## WRITTEN EXERCISE
Can you pull out every line in the items below that contains the string "forms"? Match uppercase and lowercase letters exactly.

## PROVIDED INFORMATION
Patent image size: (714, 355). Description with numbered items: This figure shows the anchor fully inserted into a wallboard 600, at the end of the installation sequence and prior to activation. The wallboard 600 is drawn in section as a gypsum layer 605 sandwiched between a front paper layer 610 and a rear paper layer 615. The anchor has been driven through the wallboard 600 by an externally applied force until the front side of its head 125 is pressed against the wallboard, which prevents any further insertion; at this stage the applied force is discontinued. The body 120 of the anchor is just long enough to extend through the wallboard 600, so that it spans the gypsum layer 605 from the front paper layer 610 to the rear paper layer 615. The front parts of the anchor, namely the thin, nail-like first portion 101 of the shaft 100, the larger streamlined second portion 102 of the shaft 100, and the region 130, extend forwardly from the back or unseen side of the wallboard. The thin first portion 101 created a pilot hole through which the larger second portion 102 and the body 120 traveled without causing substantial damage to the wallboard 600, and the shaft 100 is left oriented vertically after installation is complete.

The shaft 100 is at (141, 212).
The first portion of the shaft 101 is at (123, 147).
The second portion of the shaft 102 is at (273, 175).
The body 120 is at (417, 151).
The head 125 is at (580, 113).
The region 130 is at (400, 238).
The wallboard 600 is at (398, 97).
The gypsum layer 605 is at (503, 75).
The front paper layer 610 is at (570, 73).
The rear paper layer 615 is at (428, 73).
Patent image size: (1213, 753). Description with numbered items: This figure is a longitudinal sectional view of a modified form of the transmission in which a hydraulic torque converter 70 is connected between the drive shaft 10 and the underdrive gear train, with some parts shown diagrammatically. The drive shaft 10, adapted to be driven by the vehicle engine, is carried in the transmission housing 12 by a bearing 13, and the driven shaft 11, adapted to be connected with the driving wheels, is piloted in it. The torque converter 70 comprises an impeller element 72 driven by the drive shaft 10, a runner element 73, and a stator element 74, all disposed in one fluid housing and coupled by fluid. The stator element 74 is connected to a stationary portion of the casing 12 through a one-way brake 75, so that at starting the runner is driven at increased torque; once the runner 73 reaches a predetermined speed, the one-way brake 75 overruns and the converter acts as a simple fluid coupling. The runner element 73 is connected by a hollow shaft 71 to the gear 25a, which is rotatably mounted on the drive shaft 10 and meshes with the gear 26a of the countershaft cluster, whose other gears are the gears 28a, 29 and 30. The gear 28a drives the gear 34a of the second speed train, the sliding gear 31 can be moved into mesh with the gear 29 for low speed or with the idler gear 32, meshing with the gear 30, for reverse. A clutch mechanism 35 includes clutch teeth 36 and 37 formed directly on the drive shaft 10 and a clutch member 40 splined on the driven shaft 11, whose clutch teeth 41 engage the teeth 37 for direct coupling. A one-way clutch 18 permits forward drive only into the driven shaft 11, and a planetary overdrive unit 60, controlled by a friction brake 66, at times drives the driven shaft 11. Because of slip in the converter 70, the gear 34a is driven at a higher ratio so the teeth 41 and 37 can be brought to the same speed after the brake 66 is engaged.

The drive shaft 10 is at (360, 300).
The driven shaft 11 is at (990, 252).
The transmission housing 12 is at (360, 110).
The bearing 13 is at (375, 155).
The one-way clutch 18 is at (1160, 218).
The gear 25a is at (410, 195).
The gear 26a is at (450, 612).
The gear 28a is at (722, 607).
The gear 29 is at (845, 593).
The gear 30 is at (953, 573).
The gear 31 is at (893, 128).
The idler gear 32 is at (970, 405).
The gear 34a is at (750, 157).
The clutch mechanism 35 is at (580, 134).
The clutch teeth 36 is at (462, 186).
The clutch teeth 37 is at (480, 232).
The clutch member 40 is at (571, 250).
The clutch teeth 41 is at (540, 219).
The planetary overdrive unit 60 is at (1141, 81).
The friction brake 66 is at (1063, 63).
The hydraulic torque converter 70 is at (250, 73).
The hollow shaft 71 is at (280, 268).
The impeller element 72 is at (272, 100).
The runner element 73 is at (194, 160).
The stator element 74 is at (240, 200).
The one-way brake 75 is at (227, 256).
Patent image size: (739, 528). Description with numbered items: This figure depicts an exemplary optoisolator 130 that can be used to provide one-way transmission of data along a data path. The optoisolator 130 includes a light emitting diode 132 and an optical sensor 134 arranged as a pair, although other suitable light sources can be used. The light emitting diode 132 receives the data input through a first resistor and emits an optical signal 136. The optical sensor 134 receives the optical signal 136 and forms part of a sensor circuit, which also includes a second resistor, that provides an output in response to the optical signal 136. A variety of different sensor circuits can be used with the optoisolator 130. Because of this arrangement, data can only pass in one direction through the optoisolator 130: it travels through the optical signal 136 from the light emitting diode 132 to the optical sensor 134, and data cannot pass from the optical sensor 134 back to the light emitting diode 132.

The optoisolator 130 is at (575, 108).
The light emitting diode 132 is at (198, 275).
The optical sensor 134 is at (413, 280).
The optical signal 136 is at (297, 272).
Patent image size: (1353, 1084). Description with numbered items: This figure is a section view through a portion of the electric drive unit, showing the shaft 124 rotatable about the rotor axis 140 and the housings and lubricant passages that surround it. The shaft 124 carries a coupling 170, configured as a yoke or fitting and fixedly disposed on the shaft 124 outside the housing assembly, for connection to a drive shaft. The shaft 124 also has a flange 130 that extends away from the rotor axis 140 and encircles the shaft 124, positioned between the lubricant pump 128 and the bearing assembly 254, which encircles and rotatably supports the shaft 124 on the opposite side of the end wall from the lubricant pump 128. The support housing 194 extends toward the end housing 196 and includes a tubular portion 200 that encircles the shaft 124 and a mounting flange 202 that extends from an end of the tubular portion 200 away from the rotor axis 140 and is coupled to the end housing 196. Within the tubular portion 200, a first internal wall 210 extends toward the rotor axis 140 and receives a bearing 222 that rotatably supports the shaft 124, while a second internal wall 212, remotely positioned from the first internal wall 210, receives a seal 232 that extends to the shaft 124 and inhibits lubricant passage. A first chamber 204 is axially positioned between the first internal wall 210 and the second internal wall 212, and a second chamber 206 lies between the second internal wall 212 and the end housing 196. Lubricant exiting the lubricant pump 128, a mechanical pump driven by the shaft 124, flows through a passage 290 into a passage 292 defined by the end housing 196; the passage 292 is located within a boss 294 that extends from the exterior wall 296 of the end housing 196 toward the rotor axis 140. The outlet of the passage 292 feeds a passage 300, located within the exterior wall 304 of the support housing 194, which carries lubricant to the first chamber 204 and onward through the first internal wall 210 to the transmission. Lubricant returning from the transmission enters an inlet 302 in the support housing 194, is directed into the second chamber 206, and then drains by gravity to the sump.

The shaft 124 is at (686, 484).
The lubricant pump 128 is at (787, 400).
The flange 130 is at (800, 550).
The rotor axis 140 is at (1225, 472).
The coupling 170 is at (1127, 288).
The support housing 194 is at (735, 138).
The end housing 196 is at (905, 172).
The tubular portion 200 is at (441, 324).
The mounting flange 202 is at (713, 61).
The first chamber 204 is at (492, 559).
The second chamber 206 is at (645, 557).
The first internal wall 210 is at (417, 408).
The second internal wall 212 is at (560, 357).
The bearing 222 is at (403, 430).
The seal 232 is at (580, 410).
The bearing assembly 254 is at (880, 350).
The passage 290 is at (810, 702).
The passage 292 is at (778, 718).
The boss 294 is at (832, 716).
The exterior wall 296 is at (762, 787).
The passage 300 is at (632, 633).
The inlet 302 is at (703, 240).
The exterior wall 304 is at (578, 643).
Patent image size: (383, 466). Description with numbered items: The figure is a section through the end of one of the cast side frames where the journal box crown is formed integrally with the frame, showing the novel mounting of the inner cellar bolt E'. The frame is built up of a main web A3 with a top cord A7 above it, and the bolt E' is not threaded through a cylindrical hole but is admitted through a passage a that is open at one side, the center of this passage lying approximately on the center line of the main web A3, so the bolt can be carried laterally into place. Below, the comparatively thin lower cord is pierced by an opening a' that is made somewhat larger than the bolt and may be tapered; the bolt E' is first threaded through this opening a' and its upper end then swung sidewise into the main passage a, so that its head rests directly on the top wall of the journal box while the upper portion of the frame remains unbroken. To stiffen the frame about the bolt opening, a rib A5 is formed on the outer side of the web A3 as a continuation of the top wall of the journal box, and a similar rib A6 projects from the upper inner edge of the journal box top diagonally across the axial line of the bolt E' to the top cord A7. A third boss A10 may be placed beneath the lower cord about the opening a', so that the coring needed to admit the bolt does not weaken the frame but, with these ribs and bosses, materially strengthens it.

## EXPECTED OUTPUT
Patent image size: (739, 528). Description with numbered items: This figure depicts an exemplary optoisolator 130 that can be used to provide one-way transmission of data along a data path. The optoisolator 130 includes a light emitting diode 132 and an optical sensor 134 arranged as a pair, although other suitable light sources can be used. The light emitting diode 132 receives the data input through a first resistor and emits an optical signal 136. The optical sensor 134 receives the optical signal 136 and forms part of a sensor circuit, which also includes a second resistor, that provides an output in response to the optical signal 136. A variety of different sensor circuits can be used with the optoisolator 130. Because of this arrangement, data can only pass in one direction through the optoisolator 130: it travels through the optical signal 136 from the light emitting diode 132 to the optical sensor 134, and data cannot pass from the optical sensor 134 back to the light emitting diode 132.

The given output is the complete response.